» Work required
Identify all lines in the data containing the string "SRMTID". Copy them out.
__________
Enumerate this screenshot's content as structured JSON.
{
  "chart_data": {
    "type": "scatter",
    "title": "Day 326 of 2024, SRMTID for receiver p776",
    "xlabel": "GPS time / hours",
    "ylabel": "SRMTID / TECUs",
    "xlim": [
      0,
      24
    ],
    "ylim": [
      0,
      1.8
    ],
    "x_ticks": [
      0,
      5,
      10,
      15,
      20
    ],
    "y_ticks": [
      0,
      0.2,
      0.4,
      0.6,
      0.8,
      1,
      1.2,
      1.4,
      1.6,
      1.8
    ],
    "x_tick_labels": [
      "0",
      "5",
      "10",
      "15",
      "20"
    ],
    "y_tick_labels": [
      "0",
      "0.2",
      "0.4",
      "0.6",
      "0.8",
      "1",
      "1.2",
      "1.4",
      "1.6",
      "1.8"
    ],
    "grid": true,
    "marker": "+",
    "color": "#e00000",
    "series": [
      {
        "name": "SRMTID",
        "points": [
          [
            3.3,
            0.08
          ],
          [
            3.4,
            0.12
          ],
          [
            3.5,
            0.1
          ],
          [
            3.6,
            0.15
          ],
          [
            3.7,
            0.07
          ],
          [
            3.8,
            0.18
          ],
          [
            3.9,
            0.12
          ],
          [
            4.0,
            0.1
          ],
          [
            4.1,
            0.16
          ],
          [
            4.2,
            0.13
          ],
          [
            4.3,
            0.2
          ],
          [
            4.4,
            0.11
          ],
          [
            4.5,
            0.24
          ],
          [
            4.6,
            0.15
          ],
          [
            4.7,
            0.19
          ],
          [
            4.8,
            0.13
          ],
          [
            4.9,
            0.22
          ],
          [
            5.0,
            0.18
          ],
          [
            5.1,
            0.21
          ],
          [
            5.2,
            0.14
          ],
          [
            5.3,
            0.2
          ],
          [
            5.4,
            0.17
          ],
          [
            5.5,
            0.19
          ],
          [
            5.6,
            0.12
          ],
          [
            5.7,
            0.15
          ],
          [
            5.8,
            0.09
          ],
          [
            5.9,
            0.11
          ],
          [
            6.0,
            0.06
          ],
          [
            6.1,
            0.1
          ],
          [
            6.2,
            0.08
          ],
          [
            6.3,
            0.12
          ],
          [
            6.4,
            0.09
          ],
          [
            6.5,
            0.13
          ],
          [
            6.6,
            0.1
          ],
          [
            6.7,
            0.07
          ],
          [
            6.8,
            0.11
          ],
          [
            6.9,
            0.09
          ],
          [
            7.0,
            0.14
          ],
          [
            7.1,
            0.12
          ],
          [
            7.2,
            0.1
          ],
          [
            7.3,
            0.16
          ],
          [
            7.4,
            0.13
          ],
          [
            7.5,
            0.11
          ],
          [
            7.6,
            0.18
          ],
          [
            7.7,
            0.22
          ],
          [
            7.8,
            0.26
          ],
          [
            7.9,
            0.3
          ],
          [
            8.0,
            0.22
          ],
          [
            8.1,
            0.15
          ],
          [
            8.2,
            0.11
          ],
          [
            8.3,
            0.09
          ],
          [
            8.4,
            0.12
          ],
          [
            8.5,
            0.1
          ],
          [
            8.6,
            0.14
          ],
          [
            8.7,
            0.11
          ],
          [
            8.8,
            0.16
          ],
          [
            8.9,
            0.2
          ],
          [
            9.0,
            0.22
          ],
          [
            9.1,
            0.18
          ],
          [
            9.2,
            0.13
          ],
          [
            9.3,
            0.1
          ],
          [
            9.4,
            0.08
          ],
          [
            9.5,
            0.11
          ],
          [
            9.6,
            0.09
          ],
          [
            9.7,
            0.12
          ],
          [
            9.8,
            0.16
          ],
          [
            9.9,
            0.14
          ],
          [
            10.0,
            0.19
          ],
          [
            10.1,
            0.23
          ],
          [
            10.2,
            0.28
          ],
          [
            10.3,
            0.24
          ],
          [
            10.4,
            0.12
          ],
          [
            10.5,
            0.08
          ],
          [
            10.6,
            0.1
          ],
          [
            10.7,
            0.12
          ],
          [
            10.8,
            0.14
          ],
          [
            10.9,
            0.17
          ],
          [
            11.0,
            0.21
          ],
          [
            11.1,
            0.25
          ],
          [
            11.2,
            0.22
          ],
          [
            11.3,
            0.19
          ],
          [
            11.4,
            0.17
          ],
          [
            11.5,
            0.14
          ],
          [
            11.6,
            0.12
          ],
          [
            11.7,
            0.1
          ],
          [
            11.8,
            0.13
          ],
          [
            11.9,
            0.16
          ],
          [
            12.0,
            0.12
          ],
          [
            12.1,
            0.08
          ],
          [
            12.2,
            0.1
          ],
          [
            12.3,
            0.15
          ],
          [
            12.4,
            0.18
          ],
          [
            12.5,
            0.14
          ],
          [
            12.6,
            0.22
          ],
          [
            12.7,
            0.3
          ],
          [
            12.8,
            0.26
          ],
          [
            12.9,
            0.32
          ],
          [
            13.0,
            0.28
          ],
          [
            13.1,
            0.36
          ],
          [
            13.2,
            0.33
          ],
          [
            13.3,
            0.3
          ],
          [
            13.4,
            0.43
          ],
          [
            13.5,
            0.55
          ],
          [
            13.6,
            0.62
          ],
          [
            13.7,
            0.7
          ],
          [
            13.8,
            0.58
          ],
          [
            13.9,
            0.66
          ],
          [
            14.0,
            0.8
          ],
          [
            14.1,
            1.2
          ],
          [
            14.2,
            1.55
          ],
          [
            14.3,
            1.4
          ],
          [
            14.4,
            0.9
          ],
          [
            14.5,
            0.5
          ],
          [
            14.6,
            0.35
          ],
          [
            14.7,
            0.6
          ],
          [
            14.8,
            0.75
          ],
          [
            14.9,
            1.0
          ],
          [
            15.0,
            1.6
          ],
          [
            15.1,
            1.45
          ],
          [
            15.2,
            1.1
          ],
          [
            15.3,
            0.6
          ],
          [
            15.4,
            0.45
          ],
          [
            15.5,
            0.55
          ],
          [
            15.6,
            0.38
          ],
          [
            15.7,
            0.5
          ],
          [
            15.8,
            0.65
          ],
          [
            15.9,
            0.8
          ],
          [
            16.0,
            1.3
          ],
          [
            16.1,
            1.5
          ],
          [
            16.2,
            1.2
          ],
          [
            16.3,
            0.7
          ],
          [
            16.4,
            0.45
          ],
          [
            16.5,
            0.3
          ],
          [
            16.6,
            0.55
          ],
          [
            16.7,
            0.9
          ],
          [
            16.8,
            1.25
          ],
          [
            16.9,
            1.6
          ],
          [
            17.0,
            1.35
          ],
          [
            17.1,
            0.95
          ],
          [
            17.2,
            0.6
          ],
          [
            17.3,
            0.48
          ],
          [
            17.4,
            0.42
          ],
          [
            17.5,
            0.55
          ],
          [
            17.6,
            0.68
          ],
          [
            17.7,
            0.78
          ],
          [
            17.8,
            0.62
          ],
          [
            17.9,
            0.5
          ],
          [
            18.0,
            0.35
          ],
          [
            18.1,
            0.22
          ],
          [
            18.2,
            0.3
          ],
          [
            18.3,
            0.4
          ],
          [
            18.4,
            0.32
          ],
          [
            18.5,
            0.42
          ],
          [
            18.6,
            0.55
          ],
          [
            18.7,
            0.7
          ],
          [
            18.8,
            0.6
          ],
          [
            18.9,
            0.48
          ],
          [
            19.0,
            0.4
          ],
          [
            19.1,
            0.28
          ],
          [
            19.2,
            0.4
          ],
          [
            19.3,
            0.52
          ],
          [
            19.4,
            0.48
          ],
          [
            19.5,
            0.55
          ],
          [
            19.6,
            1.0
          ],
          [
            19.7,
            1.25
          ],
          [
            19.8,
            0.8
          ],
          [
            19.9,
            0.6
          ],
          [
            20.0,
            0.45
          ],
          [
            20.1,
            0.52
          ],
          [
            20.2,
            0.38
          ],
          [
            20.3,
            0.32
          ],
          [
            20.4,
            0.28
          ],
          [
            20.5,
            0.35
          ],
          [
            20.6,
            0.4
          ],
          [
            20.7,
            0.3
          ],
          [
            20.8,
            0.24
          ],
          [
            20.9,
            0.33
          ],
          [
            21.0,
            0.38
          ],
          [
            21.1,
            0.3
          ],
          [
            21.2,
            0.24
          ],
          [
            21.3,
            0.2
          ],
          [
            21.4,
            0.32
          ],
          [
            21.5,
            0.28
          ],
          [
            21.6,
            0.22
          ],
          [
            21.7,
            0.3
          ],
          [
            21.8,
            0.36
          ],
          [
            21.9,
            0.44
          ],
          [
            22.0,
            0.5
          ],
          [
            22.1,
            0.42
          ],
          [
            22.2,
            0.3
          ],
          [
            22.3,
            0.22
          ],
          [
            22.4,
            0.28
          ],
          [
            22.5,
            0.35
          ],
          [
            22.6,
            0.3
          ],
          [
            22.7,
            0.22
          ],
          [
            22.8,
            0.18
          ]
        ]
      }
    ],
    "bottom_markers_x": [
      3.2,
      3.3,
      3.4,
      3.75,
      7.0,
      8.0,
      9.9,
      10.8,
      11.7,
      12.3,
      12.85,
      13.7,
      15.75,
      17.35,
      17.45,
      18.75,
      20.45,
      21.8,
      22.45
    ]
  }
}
__________
» Expected answer
    "title": "Day 326 of 2024, SRMTID for receiver p776",
    "ylabel": "SRMTID / TECUs",
        "name": "SRMTID",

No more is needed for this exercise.